[WHAT YOU NEED TO DO]:
Write out the entries below once more, exactly.

== == ==

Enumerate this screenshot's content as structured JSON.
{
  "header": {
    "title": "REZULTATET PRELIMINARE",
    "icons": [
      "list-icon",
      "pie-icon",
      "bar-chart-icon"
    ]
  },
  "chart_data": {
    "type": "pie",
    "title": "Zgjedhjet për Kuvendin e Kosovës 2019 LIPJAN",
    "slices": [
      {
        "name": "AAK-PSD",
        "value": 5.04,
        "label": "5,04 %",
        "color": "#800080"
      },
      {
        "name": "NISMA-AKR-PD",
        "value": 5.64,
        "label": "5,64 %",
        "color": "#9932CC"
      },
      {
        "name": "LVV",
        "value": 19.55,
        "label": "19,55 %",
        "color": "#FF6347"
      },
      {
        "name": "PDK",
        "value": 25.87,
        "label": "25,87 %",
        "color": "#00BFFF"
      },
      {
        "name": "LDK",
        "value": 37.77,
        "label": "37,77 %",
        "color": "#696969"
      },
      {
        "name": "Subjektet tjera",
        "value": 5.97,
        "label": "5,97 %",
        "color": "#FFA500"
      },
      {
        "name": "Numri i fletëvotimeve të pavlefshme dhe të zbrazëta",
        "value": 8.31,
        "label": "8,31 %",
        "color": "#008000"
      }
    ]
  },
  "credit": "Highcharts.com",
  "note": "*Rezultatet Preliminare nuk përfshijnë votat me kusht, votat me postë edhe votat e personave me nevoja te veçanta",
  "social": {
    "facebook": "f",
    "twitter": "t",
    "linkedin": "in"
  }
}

== == ==

[RESULT FOR THIS TASK]:
Enumerate this screenshot's content as structured JSON.
{
  "header": {
    "title": "REZULTATET PRELIMINARE",
    "icons": [
      "list-icon",
      "pie-icon",
      "bar-chart-icon"
    ]
  },
  "chart_data": {
    "type": "pie",
    "title": "Zgjedhjet për Kuvendin e Kosovës 2019 LIPJAN",
    "slices": [
      {
        "name": "AAK-PSD",
        "value": 5.04,
        "label": "5,04 %",
        "color": "#800080"
      },
      {
        "name": "NISMA-AKR-PD",
        "value": 5.64,
        "label": "5,64 %",
        "color": "#9932CC"
      },
      {
        "name": "LVV",
        "value": 19.55,
        "label": "19,55 %",
        "color": "#FF6347"
      },
      {
        "name": "PDK",
        "value": 25.87,
        "label": "25,87 %",
        "color": "#00BFFF"
      },
      {
        "name": "LDK",
        "value": 37.77,
        "label": "37,77 %",
        "color": "#696969"
      },
      {
        "name": "Subjektet tjera",
        "value": 5.97,
        "label": "5,97 %",
        "color": "#FFA500"
      },
      {
        "name": "Numri i fletëvotimeve të pavlefshme dhe të zbrazëta",
        "value": 8.31,
        "label": "8,31 %",
        "color": "#008000"
      }
    ]
  },
  "credit": "Highcharts.com",
  "note": "*Rezultatet Preliminare nuk përfshijnë votat me kusht, votat me postë edhe votat e personave me nevoja te veçanta",
  "social": {
    "facebook": "f",
    "twitter": "t",
    "linkedin": "in"
  }
}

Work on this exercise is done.